Listed entries
※ ※ ※

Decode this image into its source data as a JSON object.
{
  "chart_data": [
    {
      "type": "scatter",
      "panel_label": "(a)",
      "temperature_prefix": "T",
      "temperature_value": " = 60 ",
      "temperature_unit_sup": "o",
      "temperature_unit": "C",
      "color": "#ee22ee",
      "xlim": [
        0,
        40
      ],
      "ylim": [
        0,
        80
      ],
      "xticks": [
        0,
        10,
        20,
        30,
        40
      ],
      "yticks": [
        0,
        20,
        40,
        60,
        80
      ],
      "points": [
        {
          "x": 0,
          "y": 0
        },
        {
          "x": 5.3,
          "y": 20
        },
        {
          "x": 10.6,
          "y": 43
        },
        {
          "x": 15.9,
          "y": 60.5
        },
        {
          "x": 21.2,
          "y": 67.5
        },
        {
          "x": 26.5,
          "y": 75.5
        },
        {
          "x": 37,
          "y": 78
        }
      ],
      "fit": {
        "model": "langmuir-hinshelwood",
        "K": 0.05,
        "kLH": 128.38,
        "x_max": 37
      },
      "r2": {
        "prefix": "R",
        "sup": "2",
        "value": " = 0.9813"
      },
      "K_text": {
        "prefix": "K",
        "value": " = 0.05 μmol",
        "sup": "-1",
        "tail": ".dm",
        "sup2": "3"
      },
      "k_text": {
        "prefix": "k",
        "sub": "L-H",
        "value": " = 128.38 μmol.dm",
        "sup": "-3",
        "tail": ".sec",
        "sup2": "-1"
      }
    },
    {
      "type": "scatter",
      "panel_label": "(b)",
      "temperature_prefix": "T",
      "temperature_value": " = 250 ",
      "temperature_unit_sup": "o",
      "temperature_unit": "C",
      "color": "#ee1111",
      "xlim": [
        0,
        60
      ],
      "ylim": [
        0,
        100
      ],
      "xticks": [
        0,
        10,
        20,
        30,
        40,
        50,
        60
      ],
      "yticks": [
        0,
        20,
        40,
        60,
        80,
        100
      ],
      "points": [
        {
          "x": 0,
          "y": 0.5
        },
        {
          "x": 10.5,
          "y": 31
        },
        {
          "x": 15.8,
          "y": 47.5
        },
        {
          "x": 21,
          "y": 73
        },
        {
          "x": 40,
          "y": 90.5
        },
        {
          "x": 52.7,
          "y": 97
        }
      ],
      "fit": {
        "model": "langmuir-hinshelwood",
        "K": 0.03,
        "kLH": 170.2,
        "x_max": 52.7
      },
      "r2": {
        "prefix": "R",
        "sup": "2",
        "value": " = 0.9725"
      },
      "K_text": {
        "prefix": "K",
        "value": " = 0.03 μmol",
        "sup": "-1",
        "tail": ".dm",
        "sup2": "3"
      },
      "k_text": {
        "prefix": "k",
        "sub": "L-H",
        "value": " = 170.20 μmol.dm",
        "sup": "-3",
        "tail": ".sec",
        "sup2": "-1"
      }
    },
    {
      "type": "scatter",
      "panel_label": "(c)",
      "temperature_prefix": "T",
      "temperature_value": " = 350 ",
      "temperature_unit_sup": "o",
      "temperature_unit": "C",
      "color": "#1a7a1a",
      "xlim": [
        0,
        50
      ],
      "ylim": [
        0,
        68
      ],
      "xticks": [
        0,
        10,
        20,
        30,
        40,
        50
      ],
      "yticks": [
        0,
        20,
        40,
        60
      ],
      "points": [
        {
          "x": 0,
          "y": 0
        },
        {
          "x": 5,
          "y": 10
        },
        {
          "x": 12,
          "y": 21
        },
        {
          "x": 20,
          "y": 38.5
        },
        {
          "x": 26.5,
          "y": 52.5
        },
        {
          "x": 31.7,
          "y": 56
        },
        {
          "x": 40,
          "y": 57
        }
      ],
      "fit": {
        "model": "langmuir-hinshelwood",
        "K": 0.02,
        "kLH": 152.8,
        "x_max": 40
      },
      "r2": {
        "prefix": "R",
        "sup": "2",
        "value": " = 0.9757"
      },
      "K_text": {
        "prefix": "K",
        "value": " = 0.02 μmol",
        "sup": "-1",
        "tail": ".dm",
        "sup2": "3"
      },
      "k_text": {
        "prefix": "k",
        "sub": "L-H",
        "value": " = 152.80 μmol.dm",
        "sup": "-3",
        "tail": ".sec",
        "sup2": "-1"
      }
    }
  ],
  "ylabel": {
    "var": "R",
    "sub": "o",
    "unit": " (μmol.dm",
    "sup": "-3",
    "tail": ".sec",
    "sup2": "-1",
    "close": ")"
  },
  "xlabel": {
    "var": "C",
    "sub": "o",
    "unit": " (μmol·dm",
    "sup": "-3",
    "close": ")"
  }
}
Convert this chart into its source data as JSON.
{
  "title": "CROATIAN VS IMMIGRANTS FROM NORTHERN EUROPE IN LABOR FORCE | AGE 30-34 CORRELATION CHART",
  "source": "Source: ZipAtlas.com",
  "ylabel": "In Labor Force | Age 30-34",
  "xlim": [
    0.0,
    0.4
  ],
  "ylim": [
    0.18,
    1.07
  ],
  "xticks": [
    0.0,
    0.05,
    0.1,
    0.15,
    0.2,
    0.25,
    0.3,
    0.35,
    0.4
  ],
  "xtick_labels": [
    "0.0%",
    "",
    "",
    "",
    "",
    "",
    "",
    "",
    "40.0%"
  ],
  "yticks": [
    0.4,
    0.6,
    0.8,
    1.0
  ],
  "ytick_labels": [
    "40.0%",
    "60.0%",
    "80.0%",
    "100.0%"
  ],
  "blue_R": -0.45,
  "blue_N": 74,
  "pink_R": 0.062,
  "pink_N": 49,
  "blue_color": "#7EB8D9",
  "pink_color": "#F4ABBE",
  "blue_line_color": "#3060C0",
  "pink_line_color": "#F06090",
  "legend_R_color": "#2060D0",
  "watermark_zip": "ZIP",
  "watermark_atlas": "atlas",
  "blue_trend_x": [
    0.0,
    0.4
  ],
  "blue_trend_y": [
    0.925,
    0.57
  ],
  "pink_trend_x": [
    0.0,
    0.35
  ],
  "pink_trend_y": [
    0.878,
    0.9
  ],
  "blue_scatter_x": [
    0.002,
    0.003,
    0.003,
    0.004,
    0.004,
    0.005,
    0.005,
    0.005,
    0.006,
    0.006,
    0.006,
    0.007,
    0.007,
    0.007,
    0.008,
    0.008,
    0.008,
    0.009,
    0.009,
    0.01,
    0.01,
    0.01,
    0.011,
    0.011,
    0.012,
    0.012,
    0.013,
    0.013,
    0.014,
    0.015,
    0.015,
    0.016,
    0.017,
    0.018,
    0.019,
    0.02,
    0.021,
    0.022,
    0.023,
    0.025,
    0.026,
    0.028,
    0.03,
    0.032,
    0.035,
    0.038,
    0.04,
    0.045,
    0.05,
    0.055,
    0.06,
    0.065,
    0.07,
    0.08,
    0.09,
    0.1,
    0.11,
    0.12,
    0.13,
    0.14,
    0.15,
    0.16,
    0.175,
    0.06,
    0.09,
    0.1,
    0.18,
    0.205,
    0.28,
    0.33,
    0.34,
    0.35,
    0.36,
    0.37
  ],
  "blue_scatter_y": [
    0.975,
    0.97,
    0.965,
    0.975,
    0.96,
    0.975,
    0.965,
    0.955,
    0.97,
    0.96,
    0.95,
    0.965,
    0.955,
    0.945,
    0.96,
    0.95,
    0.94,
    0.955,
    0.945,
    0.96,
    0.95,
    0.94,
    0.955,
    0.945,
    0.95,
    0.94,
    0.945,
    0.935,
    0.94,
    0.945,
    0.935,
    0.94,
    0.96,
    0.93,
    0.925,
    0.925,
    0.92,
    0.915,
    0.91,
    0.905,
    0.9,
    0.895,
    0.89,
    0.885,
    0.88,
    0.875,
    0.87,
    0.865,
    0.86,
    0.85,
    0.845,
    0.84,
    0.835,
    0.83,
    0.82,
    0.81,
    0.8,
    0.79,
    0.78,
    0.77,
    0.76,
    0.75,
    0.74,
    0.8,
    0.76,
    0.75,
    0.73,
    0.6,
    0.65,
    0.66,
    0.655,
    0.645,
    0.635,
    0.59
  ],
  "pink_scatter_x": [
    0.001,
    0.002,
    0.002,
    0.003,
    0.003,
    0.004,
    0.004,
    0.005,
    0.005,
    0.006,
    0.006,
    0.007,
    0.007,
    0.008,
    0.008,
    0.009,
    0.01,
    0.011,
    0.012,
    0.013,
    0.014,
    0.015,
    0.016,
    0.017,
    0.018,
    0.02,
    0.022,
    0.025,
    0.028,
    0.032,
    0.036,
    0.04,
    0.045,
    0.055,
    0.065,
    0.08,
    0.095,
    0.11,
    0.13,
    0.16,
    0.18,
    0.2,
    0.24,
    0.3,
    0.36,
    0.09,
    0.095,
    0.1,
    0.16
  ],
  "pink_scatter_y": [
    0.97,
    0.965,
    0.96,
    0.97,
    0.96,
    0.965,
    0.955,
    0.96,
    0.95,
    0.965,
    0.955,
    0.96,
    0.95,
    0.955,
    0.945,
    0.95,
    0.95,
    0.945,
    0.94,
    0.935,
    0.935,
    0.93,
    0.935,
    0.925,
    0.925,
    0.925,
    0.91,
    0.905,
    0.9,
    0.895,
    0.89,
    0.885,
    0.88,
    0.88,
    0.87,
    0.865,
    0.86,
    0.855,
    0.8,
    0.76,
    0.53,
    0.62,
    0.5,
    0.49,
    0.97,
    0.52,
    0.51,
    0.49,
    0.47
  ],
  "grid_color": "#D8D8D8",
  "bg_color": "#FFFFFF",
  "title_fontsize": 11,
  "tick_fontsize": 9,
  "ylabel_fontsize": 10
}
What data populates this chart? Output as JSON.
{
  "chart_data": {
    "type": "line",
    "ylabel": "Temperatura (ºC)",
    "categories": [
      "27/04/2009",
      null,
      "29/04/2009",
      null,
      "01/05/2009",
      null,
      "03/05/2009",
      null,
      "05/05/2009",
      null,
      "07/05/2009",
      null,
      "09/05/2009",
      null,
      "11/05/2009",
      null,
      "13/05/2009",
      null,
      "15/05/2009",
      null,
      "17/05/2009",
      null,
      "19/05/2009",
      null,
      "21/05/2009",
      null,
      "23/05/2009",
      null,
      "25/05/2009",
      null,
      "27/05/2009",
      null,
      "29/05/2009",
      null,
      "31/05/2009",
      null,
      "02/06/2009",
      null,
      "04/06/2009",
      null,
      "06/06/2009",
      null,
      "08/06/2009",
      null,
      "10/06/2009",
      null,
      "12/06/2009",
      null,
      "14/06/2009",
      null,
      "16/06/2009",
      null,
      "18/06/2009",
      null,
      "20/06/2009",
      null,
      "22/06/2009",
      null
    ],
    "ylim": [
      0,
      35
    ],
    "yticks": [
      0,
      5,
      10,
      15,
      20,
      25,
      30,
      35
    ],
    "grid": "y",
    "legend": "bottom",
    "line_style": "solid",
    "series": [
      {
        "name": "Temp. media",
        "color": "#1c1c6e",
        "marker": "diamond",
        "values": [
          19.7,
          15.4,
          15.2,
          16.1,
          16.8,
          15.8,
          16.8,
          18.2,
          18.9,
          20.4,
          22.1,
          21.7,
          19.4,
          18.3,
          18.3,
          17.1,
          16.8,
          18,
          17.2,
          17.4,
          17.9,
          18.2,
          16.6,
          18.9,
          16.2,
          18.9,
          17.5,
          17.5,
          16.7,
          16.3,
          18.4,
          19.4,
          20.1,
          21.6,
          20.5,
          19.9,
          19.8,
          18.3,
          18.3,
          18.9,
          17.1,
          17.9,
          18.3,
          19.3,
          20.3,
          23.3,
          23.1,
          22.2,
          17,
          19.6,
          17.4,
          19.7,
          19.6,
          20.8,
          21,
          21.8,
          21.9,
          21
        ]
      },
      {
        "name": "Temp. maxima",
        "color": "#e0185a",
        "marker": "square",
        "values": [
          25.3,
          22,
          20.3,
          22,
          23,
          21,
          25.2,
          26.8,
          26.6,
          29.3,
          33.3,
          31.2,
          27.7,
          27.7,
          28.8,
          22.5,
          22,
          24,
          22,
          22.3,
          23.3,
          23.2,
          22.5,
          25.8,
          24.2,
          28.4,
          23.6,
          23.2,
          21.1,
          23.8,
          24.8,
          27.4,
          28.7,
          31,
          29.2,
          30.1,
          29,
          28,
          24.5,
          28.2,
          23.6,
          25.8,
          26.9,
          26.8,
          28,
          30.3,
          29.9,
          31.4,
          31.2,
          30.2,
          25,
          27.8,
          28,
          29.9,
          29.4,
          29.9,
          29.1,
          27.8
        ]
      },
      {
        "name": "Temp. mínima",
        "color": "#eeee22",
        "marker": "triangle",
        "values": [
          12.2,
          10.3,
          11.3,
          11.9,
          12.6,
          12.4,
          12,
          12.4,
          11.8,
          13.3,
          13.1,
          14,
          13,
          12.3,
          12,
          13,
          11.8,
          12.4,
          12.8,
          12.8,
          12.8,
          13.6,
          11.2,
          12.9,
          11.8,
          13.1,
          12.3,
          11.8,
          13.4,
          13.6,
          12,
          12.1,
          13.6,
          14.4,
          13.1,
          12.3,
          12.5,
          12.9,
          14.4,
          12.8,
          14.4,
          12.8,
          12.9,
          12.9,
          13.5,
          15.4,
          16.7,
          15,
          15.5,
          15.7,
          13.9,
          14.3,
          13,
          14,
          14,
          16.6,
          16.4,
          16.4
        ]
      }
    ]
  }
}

※ ※ ※

Stated problem
Using the listing, collect all lines in which the string "this" is found.

Answer below
Decode this image into its source data as a JSON object.
Convert this chart into its source data as JSON.
What data populates this chart? Output as JSON.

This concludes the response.